**Set problem:**
Your task is to output the data exactly as it stands.

____________

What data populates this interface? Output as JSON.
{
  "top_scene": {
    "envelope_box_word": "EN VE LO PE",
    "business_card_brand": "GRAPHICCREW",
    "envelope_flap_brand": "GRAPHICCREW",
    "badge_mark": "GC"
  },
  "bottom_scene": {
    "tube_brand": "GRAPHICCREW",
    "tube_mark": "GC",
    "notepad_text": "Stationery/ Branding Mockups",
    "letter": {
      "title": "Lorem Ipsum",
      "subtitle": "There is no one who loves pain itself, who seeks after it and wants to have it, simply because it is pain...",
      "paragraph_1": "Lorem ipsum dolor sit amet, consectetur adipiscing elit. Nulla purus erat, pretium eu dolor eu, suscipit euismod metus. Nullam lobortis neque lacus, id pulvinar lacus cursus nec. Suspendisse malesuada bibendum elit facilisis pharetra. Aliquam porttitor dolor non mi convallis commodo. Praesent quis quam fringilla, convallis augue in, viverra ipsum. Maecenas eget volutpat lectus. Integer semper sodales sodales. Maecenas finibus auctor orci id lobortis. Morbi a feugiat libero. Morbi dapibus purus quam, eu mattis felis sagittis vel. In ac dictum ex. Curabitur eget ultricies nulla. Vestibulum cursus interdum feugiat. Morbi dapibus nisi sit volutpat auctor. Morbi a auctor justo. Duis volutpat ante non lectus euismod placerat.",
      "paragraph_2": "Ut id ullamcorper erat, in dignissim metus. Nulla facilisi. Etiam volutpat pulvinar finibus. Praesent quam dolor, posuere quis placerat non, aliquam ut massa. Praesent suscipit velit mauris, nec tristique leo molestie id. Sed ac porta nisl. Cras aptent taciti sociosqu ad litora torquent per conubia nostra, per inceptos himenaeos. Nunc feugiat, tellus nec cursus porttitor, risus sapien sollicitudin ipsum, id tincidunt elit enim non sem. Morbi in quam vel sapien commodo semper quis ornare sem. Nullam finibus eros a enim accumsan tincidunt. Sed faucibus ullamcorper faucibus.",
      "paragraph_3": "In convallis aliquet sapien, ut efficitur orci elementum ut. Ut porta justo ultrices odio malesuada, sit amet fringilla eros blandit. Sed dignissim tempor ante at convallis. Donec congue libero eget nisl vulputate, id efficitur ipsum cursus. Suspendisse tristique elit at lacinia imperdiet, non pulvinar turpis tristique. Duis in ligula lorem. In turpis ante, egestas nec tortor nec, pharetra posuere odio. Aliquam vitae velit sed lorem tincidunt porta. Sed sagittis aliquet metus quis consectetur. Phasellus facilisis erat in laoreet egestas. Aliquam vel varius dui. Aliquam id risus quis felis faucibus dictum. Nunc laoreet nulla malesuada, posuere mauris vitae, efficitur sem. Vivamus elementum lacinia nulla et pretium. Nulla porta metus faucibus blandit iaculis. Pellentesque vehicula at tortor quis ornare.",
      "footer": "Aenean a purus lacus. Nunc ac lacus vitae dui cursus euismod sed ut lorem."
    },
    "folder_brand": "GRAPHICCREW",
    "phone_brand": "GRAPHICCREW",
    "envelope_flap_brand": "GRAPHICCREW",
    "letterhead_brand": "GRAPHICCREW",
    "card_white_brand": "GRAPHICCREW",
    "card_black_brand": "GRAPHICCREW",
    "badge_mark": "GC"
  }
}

____________

**Solution to the problem:**
What data populates this interface? Output as JSON.
{
  "top_scene": {
    "envelope_box_word": "EN VE LO PE",
    "business_card_brand": "GRAPHICCREW",
    "envelope_flap_brand": "GRAPHICCREW",
    "badge_mark": "GC"
  },
  "bottom_scene": {
    "tube_brand": "GRAPHICCREW",
    "tube_mark": "GC",
    "notepad_text": "Stationery/ Branding Mockups",
    "letter": {
      "title": "Lorem Ipsum",
      "subtitle": "There is no one who loves pain itself, who seeks after it and wants to have it, simply because it is pain...",
      "paragraph_1": "Lorem ipsum dolor sit amet, consectetur adipiscing elit. Nulla purus erat, pretium eu dolor eu, suscipit euismod metus. Nullam lobortis neque lacus, id pulvinar lacus cursus nec. Suspendisse malesuada bibendum elit facilisis pharetra. Aliquam porttitor dolor non mi convallis commodo. Praesent quis quam fringilla, convallis augue in, viverra ipsum. Maecenas eget volutpat lectus. Integer semper sodales sodales. Maecenas finibus auctor orci id lobortis. Morbi a feugiat libero. Morbi dapibus purus quam, eu mattis felis sagittis vel. In ac dictum ex. Curabitur eget ultricies nulla. Vestibulum cursus interdum feugiat. Morbi dapibus nisi sit volutpat auctor. Morbi a auctor justo. Duis volutpat ante non lectus euismod placerat.",
      "paragraph_2": "Ut id ullamcorper erat, in dignissim metus. Nulla facilisi. Etiam volutpat pulvinar finibus. Praesent quam dolor, posuere quis placerat non, aliquam ut massa. Praesent suscipit velit mauris, nec tristique leo molestie id. Sed ac porta nisl. Cras aptent taciti sociosqu ad litora torquent per conubia nostra, per inceptos himenaeos. Nunc feugiat, tellus nec cursus porttitor, risus sapien sollicitudin ipsum, id tincidunt elit enim non sem. Morbi in quam vel sapien commodo semper quis ornare sem. Nullam finibus eros a enim accumsan tincidunt. Sed faucibus ullamcorper faucibus.",
      "paragraph_3": "In convallis aliquet sapien, ut efficitur orci elementum ut. Ut porta justo ultrices odio malesuada, sit amet fringilla eros blandit. Sed dignissim tempor ante at convallis. Donec congue libero eget nisl vulputate, id efficitur ipsum cursus. Suspendisse tristique elit at lacinia imperdiet, non pulvinar turpis tristique. Duis in ligula lorem. In turpis ante, egestas nec tortor nec, pharetra posuere odio. Aliquam vitae velit sed lorem tincidunt porta. Sed sagittis aliquet metus quis consectetur. Phasellus facilisis erat in laoreet egestas. Aliquam vel varius dui. Aliquam id risus quis felis faucibus dictum. Nunc laoreet nulla malesuada, posuere mauris vitae, efficitur sem. Vivamus elementum lacinia nulla et pretium. Nulla porta metus faucibus blandit iaculis. Pellentesque vehicula at tortor quis ornare.",
      "footer": "Aenean a purus lacus. Nunc ac lacus vitae dui cursus euismod sed ut lorem."
    },
    "folder_brand": "GRAPHICCREW",
    "phone_brand": "GRAPHICCREW",
    "envelope_flap_brand": "GRAPHICCREW",
    "letterhead_brand": "GRAPHICCREW",
    "card_white_brand": "GRAPHICCREW",
    "card_black_brand": "GRAPHICCREW",
    "badge_mark": "GC"
  }
}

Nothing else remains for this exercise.